§ Excerpts from a figure dataset
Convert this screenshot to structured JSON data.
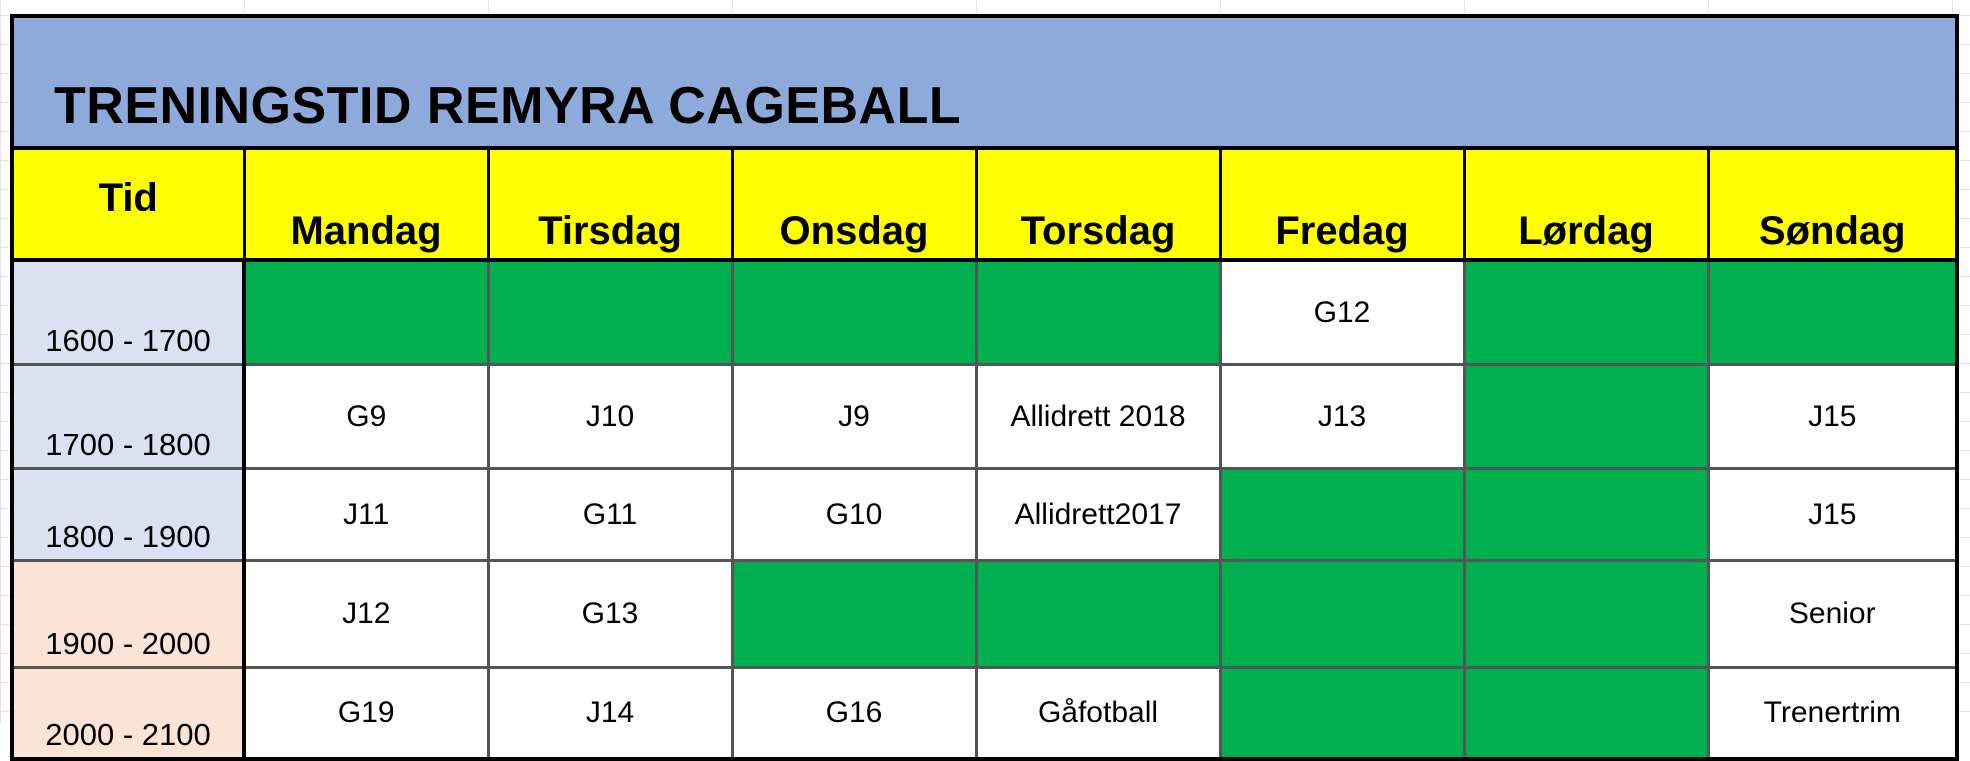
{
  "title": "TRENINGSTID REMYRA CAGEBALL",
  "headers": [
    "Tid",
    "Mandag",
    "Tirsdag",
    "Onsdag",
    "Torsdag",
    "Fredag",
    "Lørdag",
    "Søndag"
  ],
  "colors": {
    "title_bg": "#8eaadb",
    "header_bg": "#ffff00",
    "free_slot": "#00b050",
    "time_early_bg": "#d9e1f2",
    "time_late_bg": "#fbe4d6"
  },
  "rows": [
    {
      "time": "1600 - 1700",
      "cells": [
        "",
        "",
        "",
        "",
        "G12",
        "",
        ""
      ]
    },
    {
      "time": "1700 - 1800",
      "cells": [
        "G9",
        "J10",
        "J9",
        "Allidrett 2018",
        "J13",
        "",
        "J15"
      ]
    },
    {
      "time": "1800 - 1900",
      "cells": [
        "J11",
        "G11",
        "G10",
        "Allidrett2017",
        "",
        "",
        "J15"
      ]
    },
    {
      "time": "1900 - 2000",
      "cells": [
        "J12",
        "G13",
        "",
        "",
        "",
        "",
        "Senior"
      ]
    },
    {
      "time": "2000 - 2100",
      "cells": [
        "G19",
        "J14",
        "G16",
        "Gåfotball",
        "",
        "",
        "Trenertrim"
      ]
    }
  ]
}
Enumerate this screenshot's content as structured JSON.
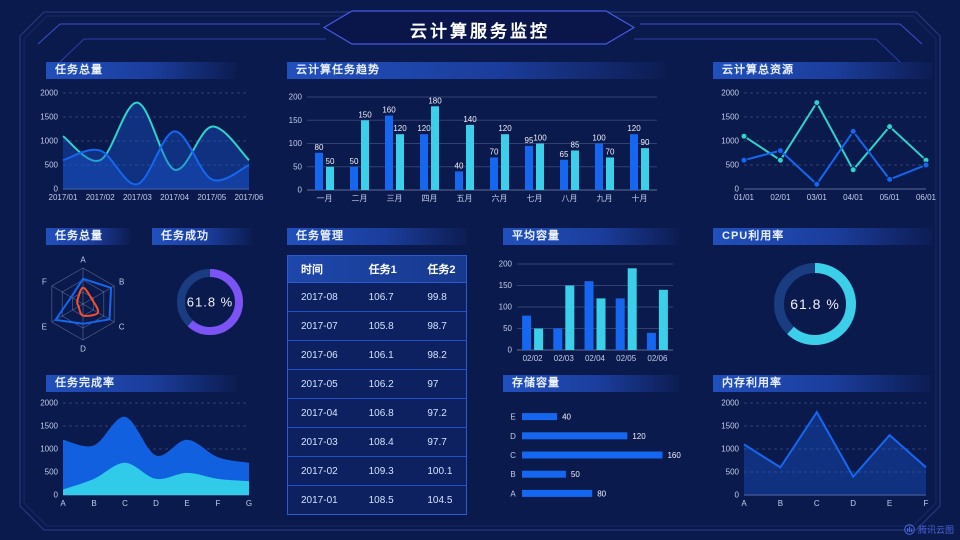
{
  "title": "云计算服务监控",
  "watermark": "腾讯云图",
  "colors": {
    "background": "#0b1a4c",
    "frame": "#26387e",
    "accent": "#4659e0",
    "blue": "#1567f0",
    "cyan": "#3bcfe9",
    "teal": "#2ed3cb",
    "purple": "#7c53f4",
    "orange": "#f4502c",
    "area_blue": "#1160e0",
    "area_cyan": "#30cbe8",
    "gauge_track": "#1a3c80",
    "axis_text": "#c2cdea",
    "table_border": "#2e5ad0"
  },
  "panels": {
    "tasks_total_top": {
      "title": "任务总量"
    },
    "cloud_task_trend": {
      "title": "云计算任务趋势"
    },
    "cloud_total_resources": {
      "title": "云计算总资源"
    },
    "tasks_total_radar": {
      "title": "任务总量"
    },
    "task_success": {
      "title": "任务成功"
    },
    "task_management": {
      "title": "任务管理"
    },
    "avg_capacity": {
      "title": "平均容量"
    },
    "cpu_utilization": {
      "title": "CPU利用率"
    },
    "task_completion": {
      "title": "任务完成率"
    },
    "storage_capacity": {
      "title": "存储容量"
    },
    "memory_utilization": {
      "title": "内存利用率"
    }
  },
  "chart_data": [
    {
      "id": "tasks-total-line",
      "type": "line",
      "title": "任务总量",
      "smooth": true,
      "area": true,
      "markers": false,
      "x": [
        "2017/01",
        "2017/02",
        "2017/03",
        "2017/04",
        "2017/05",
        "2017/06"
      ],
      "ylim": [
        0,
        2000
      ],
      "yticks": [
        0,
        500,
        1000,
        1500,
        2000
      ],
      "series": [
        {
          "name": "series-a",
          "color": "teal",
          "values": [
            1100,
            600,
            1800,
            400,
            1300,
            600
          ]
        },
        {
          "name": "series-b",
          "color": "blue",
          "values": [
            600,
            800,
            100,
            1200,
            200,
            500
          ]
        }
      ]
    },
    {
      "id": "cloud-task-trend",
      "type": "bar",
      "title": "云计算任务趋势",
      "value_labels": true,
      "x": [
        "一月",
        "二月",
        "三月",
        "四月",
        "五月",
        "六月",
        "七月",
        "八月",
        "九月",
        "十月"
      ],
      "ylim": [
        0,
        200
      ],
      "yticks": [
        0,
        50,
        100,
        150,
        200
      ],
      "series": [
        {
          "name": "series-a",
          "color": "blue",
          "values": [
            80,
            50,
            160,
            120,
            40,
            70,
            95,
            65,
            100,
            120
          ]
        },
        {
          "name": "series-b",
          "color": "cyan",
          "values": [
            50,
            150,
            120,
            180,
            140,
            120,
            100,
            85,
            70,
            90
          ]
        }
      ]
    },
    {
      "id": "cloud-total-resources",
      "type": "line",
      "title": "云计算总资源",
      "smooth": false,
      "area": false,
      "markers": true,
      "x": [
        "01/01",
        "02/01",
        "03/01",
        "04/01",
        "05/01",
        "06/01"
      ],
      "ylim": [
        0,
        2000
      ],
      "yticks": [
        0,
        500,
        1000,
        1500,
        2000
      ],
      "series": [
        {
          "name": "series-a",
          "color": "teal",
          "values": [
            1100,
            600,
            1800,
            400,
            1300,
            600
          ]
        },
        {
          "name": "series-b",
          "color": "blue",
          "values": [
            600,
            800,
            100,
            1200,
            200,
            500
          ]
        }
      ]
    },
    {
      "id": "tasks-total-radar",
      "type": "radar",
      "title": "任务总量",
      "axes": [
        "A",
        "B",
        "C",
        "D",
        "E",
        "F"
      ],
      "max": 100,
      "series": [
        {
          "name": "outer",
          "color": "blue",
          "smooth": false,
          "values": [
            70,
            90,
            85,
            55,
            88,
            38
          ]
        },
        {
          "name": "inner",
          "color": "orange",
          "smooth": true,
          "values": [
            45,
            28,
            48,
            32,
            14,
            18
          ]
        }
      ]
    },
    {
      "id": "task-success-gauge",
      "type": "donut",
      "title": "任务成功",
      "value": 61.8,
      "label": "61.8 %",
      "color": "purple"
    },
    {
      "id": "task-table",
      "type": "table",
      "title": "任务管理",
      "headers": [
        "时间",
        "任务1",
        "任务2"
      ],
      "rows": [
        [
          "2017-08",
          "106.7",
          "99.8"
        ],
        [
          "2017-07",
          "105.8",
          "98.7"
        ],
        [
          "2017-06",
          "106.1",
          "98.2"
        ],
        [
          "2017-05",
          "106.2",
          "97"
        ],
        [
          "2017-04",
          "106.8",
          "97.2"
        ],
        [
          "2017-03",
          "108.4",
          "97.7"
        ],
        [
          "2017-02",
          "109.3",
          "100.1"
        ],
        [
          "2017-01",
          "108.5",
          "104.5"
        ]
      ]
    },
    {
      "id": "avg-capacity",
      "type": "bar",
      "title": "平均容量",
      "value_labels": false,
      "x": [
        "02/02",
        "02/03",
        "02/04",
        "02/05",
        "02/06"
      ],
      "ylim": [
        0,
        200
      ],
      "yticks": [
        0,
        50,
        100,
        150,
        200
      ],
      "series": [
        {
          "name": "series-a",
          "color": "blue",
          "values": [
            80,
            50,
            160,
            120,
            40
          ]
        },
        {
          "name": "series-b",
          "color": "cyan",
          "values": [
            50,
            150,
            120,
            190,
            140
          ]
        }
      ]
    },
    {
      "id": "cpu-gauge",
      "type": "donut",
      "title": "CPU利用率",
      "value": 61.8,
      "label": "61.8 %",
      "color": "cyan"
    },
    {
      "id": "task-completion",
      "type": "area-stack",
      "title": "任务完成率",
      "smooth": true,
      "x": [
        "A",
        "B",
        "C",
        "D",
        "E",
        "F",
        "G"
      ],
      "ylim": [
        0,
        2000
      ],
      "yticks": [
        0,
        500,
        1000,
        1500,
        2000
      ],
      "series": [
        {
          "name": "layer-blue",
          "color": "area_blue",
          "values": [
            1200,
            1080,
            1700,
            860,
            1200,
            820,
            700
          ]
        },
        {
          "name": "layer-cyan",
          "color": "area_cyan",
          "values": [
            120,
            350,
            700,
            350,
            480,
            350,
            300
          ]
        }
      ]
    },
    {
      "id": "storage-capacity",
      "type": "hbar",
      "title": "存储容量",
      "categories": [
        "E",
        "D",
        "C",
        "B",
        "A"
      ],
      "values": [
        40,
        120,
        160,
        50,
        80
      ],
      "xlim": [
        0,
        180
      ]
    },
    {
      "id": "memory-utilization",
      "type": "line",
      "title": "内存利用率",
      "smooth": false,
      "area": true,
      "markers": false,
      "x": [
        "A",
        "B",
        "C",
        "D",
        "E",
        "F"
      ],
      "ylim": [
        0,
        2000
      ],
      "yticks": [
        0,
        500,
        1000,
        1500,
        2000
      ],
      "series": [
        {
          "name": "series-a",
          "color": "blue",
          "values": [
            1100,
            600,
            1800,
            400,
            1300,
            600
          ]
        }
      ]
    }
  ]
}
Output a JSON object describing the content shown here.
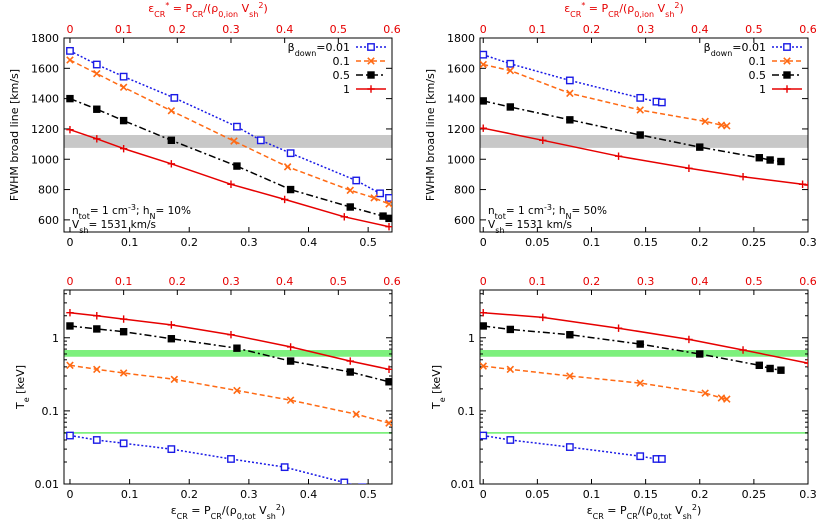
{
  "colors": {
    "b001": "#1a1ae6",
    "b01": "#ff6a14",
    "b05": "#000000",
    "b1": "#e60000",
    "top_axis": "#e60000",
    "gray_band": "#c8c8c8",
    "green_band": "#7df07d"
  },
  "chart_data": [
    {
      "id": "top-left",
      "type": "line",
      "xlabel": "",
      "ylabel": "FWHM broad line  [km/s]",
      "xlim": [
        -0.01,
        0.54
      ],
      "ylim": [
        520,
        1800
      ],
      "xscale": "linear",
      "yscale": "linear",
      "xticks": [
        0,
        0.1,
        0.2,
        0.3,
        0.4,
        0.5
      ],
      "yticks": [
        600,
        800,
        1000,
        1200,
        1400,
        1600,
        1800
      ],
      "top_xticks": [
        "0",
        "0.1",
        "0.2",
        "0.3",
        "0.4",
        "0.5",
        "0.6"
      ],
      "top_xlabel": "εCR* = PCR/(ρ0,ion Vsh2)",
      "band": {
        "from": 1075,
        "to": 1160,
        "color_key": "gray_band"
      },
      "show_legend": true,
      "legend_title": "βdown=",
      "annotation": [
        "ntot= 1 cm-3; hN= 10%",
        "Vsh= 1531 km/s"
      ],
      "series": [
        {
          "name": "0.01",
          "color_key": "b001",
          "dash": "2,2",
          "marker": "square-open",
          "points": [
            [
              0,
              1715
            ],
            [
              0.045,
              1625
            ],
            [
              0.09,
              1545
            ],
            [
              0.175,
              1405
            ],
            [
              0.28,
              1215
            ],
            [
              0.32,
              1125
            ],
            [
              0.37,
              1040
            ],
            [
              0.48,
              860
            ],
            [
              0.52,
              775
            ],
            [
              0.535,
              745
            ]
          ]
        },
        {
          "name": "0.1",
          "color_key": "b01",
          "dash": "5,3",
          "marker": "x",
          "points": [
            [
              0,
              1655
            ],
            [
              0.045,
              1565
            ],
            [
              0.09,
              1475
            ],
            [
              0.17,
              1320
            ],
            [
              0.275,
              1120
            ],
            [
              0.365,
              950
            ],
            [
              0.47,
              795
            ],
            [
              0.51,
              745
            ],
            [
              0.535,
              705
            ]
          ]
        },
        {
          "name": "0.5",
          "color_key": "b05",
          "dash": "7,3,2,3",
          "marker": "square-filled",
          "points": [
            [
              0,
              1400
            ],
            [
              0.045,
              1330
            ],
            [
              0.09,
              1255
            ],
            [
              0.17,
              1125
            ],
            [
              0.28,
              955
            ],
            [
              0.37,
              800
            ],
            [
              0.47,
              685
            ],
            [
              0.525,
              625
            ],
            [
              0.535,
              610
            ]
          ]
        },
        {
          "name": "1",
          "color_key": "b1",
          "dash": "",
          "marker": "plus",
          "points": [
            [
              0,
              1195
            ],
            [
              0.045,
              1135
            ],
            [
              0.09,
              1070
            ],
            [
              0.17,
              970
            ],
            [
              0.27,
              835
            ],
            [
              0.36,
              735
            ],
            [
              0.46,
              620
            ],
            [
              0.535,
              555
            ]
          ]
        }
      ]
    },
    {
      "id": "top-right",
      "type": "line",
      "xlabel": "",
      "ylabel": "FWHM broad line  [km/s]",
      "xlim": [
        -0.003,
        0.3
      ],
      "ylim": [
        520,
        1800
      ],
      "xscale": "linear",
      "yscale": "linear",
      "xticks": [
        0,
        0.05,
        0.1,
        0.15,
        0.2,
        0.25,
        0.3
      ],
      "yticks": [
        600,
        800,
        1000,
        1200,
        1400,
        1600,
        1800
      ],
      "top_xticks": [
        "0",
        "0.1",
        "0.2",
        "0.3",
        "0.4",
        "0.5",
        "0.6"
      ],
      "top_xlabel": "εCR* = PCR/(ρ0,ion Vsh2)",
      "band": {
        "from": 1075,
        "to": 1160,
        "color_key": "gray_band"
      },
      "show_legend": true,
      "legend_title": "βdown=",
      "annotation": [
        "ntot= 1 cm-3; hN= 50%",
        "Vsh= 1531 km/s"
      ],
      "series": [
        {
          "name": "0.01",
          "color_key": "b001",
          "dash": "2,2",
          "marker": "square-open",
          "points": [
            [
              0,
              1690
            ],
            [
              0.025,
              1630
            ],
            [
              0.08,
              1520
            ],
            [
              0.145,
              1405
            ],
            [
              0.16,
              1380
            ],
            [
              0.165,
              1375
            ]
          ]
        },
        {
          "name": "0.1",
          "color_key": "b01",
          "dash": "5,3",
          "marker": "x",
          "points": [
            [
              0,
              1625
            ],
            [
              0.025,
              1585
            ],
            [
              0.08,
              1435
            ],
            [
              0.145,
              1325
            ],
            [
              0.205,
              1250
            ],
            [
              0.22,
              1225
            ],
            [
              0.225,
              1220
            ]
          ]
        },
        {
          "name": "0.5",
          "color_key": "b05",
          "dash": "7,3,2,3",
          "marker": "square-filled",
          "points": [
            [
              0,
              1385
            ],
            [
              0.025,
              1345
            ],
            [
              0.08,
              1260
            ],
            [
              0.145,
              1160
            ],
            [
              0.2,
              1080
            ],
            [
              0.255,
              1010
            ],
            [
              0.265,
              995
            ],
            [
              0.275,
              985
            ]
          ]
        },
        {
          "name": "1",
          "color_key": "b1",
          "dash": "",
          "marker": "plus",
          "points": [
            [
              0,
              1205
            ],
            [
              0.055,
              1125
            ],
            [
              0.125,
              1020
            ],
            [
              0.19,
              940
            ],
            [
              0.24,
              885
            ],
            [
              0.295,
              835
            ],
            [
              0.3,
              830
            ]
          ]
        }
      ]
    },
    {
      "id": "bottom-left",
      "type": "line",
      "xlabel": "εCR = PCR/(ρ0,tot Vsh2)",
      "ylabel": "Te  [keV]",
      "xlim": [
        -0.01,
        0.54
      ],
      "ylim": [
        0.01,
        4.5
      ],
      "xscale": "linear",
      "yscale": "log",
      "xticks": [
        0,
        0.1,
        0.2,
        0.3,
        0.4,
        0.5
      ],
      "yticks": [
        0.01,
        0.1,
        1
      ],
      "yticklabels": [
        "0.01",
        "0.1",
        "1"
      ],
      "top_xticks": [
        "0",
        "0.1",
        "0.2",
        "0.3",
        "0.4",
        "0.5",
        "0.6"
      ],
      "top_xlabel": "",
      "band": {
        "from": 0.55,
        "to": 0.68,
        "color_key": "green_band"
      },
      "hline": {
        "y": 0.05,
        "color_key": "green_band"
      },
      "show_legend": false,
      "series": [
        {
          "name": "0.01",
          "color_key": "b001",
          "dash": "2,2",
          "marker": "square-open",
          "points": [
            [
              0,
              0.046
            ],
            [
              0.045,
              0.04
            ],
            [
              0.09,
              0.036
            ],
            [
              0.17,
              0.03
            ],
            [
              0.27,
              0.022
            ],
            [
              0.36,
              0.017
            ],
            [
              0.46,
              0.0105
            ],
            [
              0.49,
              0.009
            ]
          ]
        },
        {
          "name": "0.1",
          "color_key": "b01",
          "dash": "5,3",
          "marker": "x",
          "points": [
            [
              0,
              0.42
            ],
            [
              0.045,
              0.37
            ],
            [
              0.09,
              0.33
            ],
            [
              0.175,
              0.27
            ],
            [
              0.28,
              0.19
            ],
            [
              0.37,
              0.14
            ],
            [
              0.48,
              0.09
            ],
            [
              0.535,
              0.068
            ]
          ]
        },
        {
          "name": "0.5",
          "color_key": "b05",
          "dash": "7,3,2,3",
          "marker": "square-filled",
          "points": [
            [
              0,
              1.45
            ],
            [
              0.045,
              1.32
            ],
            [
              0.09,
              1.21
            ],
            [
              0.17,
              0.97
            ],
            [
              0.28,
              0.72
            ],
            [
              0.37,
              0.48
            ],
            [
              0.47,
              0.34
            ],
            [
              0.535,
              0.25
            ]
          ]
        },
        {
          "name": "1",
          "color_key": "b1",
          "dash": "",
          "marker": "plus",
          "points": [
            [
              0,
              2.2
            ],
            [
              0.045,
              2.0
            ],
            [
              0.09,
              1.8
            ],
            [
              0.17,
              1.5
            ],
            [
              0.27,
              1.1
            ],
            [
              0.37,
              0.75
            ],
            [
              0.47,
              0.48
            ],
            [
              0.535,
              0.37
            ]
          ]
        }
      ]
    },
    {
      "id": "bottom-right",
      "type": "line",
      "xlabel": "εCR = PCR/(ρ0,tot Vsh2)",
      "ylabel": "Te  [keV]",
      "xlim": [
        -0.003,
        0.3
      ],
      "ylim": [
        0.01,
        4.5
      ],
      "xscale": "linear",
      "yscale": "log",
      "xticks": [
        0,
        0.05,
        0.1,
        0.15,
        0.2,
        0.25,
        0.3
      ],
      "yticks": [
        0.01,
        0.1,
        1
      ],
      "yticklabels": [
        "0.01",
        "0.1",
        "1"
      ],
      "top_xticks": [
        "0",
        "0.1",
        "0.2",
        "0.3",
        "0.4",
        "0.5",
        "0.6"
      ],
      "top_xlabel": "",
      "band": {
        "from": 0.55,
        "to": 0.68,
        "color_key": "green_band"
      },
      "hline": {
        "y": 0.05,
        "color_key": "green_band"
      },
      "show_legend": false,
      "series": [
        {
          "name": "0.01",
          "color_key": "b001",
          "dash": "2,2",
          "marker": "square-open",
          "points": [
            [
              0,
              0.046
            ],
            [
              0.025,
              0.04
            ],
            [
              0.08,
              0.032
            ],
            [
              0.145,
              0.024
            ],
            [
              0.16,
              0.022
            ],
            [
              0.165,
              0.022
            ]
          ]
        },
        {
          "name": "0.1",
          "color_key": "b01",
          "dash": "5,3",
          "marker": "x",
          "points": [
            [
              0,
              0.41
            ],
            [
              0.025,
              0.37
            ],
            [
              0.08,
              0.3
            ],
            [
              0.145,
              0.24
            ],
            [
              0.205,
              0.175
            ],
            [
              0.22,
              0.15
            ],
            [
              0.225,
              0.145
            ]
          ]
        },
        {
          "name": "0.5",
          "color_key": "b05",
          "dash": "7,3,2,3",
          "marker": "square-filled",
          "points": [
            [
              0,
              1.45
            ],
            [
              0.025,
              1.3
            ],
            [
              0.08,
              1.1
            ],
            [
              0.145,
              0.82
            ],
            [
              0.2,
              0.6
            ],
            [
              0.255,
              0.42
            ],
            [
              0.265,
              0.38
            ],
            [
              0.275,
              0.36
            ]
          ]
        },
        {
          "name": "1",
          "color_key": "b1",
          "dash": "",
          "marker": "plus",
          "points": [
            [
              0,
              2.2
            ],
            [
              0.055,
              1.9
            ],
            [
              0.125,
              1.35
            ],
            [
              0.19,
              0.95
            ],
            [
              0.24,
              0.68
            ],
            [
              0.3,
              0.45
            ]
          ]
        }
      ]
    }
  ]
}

§ Problem to work on
For the listing above, identify each line bearing "structured".

§ Answer for the task
Convert this screenshot to structured JSON data.
Enumerate this screenshot's content as structured JSON.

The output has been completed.